[Some records]

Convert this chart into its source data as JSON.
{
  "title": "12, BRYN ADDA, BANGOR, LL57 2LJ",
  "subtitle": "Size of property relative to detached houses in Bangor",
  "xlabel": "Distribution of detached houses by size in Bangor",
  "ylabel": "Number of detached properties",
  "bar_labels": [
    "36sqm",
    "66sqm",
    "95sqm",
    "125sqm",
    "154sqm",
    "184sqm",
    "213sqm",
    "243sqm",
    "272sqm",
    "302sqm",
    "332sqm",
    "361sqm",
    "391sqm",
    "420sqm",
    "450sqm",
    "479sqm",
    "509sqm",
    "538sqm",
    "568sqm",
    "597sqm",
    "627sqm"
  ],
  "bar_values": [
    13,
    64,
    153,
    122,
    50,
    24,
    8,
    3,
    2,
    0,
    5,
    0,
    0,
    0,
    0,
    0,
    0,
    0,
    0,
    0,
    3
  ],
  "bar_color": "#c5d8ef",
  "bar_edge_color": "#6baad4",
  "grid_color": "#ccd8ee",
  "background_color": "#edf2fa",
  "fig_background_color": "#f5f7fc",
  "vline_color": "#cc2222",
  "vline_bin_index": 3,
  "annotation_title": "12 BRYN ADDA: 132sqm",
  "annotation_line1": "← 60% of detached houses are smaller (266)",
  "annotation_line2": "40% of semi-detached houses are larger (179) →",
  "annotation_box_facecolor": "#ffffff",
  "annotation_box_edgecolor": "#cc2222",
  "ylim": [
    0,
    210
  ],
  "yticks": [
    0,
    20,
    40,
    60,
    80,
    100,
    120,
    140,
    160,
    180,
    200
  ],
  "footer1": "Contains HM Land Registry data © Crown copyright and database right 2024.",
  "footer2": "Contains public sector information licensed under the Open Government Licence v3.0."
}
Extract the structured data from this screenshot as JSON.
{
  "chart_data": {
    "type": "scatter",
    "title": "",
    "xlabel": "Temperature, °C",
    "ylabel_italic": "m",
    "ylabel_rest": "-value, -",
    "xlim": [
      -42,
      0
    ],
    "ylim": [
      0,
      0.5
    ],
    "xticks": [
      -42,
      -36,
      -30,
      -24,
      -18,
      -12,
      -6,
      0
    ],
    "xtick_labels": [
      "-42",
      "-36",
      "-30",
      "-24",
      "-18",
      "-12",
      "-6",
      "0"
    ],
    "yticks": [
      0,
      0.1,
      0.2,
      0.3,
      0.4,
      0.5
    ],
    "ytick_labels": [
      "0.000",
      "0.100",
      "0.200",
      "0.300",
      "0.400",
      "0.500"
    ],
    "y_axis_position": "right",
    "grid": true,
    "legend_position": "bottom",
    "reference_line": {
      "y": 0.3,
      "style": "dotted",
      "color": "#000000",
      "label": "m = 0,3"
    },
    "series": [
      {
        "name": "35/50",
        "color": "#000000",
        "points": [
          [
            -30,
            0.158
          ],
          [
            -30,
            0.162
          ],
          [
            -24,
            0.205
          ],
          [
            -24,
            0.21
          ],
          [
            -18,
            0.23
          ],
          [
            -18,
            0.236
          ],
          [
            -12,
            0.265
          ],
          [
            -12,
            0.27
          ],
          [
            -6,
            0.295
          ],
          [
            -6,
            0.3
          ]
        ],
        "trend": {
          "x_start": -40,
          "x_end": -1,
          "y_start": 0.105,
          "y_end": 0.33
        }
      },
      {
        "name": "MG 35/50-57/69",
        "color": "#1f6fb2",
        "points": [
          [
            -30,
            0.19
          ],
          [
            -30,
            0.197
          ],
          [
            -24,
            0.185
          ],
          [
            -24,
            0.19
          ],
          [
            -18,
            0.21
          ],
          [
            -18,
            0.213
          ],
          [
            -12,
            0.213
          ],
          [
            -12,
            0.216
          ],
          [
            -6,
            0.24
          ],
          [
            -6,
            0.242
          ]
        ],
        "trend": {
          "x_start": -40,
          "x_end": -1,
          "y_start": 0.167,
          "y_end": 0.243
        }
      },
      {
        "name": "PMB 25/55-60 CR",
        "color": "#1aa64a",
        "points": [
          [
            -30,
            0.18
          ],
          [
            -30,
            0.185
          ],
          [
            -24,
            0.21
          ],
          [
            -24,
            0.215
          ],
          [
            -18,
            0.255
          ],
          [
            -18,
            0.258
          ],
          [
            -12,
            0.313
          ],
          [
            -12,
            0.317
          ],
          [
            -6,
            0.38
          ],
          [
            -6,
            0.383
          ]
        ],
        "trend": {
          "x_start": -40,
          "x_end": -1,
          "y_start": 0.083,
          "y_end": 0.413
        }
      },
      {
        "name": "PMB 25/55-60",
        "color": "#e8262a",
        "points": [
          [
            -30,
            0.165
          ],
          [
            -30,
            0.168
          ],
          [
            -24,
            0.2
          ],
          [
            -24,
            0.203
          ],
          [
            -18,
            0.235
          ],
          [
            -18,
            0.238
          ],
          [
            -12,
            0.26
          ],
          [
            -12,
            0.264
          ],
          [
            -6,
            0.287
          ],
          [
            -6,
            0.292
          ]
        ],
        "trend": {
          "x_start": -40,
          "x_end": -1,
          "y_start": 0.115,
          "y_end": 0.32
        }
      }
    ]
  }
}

Work to complete: The listing above must be transcribed exactly, line by line.

Completed exercise:
Convert this chart into its source data as JSON.
{
  "title": "12, BRYN ADDA, BANGOR, LL57 2LJ",
  "subtitle": "Size of property relative to detached houses in Bangor",
  "xlabel": "Distribution of detached houses by size in Bangor",
  "ylabel": "Number of detached properties",
  "bar_labels": [
    "36sqm",
    "66sqm",
    "95sqm",
    "125sqm",
    "154sqm",
    "184sqm",
    "213sqm",
    "243sqm",
    "272sqm",
    "302sqm",
    "332sqm",
    "361sqm",
    "391sqm",
    "420sqm",
    "450sqm",
    "479sqm",
    "509sqm",
    "538sqm",
    "568sqm",
    "597sqm",
    "627sqm"
  ],
  "bar_values": [
    13,
    64,
    153,
    122,
    50,
    24,
    8,
    3,
    2,
    0,
    5,
    0,
    0,
    0,
    0,
    0,
    0,
    0,
    0,
    0,
    3
  ],
  "bar_color": "#c5d8ef",
  "bar_edge_color": "#6baad4",
  "grid_color": "#ccd8ee",
  "background_color": "#edf2fa",
  "fig_background_color": "#f5f7fc",
  "vline_color": "#cc2222",
  "vline_bin_index": 3,
  "annotation_title": "12 BRYN ADDA: 132sqm",
  "annotation_line1": "← 60% of detached houses are smaller (266)",
  "annotation_line2": "40% of semi-detached houses are larger (179) →",
  "annotation_box_facecolor": "#ffffff",
  "annotation_box_edgecolor": "#cc2222",
  "ylim": [
    0,
    210
  ],
  "yticks": [
    0,
    20,
    40,
    60,
    80,
    100,
    120,
    140,
    160,
    180,
    200
  ],
  "footer1": "Contains HM Land Registry data © Crown copyright and database right 2024.",
  "footer2": "Contains public sector information licensed under the Open Government Licence v3.0."
}
Extract the structured data from this screenshot as JSON.
{
  "chart_data": {
    "type": "scatter",
    "title": "",
    "xlabel": "Temperature, °C",
    "ylabel_italic": "m",
    "ylabel_rest": "-value, -",
    "xlim": [
      -42,
      0
    ],
    "ylim": [
      0,
      0.5
    ],
    "xticks": [
      -42,
      -36,
      -30,
      -24,
      -18,
      -12,
      -6,
      0
    ],
    "xtick_labels": [
      "-42",
      "-36",
      "-30",
      "-24",
      "-18",
      "-12",
      "-6",
      "0"
    ],
    "yticks": [
      0,
      0.1,
      0.2,
      0.3,
      0.4,
      0.5
    ],
    "ytick_labels": [
      "0.000",
      "0.100",
      "0.200",
      "0.300",
      "0.400",
      "0.500"
    ],
    "y_axis_position": "right",
    "grid": true,
    "legend_position": "bottom",
    "reference_line": {
      "y": 0.3,
      "style": "dotted",
      "color": "#000000",
      "label": "m = 0,3"
    },
    "series": [
      {
        "name": "35/50",
        "color": "#000000",
        "points": [
          [
            -30,
            0.158
          ],
          [
            -30,
            0.162
          ],
          [
            -24,
            0.205
          ],
          [
            -24,
            0.21
          ],
          [
            -18,
            0.23
          ],
          [
            -18,
            0.236
          ],
          [
            -12,
            0.265
          ],
          [
            -12,
            0.27
          ],
          [
            -6,
            0.295
          ],
          [
            -6,
            0.3
          ]
        ],
        "trend": {
          "x_start": -40,
          "x_end": -1,
          "y_start": 0.105,
          "y_end": 0.33
        }
      },
      {
        "name": "MG 35/50-57/69",
        "color": "#1f6fb2",
        "points": [
          [
            -30,
            0.19
          ],
          [
            -30,
            0.197
          ],
          [
            -24,
            0.185
          ],
          [
            -24,
            0.19
          ],
          [
            -18,
            0.21
          ],
          [
            -18,
            0.213
          ],
          [
            -12,
            0.213
          ],
          [
            -12,
            0.216
          ],
          [
            -6,
            0.24
          ],
          [
            -6,
            0.242
          ]
        ],
        "trend": {
          "x_start": -40,
          "x_end": -1,
          "y_start": 0.167,
          "y_end": 0.243
        }
      },
      {
        "name": "PMB 25/55-60 CR",
        "color": "#1aa64a",
        "points": [
          [
            -30,
            0.18
          ],
          [
            -30,
            0.185
          ],
          [
            -24,
            0.21
          ],
          [
            -24,
            0.215
          ],
          [
            -18,
            0.255
          ],
          [
            -18,
            0.258
          ],
          [
            -12,
            0.313
          ],
          [
            -12,
            0.317
          ],
          [
            -6,
            0.38
          ],
          [
            -6,
            0.383
          ]
        ],
        "trend": {
          "x_start": -40,
          "x_end": -1,
          "y_start": 0.083,
          "y_end": 0.413
        }
      },
      {
        "name": "PMB 25/55-60",
        "color": "#e8262a",
        "points": [
          [
            -30,
            0.165
          ],
          [
            -30,
            0.168
          ],
          [
            -24,
            0.2
          ],
          [
            -24,
            0.203
          ],
          [
            -18,
            0.235
          ],
          [
            -18,
            0.238
          ],
          [
            -12,
            0.26
          ],
          [
            -12,
            0.264
          ],
          [
            -6,
            0.287
          ],
          [
            -6,
            0.292
          ]
        ],
        "trend": {
          "x_start": -40,
          "x_end": -1,
          "y_start": 0.115,
          "y_end": 0.32
        }
      }
    ]
  }
}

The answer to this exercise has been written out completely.